===== TEXTO FUENTE
Llegó a mis oídos como le habrá llegado y llegará a muchos otros: “¿Has visto la del pulpo?”. Se refería al documental sudafricano Lo que el pulpo me enseñó (Netflix). “Es de un tipo que filma su historia de amor con un pulpo”. En este caso la existencia de tal disparate me la hizo saber un reconocido cineasta español, que ha forjado su aún corta y magnífica carrera en los límites de lo narrativo y lo experimental. La promesa surrealista alrededor de un molusco bien merecía un vistazo. Aunque la película no fuera nada de lo que hubiera imaginado, sino algo mucho más profiláctico y en cierto modo “convencional” (sin ser en sus formas una película convencional, su arco dramático es puro clasicismo), su magnetismo era innegable. Y sí, la sinopsis es acertada, es la historia de amor de un hombre con un pulpo.
==========
ACTIVIDAD: Transcribe literalmente el fragmento del texto sobre el documental del pulpo que va desde "Llegó a mis" hasta "con un pulpo.".
===== INFORMACIÓN DADA
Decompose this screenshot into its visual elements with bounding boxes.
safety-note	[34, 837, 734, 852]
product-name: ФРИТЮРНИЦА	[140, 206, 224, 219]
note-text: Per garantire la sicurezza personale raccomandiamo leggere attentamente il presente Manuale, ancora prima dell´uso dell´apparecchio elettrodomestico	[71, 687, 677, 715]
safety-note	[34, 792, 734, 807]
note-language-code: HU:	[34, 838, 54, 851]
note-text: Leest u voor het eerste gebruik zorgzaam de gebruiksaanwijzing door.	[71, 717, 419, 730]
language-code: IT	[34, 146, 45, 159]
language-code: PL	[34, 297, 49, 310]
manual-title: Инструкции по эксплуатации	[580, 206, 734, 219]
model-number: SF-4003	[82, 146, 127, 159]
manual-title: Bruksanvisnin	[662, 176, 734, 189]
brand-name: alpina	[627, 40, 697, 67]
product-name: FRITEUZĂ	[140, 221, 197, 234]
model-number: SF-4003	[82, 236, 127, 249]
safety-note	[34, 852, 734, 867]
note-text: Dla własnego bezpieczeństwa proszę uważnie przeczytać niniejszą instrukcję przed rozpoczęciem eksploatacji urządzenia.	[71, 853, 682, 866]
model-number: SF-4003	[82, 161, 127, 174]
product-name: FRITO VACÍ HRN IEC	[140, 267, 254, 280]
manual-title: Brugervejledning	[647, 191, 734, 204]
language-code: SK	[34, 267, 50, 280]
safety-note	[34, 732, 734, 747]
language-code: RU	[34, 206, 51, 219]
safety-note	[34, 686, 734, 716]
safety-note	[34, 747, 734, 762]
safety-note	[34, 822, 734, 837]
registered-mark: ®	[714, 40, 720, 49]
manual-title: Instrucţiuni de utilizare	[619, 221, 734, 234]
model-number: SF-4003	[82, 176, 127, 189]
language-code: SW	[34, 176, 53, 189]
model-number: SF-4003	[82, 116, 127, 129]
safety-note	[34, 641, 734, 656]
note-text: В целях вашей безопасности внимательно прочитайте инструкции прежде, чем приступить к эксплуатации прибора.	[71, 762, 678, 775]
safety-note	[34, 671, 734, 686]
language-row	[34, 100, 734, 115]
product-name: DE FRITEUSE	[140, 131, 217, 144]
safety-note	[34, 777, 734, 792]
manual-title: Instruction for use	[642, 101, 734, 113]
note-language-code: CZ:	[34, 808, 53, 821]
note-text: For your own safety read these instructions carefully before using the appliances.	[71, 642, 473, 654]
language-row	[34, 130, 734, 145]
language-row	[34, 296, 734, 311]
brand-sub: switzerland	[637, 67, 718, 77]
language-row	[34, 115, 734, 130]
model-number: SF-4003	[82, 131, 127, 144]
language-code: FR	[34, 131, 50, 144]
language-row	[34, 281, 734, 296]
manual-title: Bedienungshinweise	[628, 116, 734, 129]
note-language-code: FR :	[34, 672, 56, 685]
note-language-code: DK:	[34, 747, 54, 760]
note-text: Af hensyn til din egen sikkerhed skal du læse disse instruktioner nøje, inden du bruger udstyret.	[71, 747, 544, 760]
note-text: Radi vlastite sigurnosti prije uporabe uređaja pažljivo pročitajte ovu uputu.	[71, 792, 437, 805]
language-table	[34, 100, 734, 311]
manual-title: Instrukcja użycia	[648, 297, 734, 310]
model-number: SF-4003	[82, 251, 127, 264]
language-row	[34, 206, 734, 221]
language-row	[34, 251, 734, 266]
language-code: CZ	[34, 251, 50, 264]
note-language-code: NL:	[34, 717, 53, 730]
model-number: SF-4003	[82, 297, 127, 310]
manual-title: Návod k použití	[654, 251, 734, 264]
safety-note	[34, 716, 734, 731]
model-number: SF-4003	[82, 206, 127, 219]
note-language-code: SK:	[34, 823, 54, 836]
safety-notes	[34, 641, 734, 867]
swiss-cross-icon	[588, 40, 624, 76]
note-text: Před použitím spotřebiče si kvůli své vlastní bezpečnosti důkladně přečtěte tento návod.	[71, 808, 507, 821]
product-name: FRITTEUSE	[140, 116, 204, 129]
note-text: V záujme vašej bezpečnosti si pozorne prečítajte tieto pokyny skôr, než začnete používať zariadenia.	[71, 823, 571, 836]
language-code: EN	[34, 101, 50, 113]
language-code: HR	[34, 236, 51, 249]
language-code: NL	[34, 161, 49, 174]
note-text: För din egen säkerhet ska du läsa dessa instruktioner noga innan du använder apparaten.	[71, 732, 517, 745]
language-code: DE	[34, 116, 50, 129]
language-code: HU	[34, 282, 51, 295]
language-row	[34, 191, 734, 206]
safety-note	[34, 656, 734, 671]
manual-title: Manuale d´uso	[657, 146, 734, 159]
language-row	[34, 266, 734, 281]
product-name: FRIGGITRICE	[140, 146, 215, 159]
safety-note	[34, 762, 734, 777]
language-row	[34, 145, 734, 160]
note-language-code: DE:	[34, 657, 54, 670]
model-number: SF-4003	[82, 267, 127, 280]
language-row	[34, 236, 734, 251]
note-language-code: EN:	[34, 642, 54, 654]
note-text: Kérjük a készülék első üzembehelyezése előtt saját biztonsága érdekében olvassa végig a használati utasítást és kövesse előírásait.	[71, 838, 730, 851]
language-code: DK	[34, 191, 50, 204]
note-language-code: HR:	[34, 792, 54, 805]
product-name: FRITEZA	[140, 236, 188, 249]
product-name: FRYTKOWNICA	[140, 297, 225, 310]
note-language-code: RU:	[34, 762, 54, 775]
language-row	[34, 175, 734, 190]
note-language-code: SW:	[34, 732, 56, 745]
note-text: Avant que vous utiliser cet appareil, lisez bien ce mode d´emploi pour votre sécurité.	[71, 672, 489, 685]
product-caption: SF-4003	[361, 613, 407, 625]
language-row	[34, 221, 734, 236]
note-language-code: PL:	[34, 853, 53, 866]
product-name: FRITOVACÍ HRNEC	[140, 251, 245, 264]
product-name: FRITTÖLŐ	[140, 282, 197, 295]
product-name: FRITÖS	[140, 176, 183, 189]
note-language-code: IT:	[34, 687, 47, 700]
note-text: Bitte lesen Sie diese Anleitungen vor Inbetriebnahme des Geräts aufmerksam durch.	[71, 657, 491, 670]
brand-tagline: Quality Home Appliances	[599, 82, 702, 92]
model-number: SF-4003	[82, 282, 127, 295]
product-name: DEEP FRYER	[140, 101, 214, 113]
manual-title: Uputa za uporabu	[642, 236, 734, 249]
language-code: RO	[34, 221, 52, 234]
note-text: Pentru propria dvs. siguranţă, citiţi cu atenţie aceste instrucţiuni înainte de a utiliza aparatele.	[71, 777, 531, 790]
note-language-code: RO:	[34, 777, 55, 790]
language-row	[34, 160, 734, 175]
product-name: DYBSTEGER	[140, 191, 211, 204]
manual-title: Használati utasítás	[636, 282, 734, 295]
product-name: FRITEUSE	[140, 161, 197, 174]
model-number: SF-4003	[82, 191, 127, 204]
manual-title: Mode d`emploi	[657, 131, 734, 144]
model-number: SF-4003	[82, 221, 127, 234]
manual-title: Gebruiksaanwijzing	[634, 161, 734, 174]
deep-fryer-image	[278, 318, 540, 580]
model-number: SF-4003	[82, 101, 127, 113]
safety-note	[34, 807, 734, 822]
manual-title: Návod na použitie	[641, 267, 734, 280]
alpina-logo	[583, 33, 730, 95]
==========
RESPUESTA ESCRITA:
Llegó a mis oídos como le habrá llegado y llegará a muchos otros: “¿Has visto la del pulpo?”. Se refería al documental sudafricano Lo que el pulpo me enseñó (Netflix). “Es de un tipo que filma su historia de amor con un pulpo”. En este caso la existencia de tal disparate me la hizo saber un reconocido cineasta español, que ha forjado su aún corta y magnífica carrera en los límites de lo narrativo y lo experimental. La promesa surrealista alrededor de un molusco bien merecía un vistazo. Aunque la película no fuera nada de lo que hubiera imaginado, sino algo mucho más profiláctico y en cierto modo “convencional” (sin ser en sus formas una película convencional, su arco dramático es puro clasicismo), su magnetismo era innegable. Y sí, la sinopsis es acertada, es la historia de amor de un hombre con un pulpo.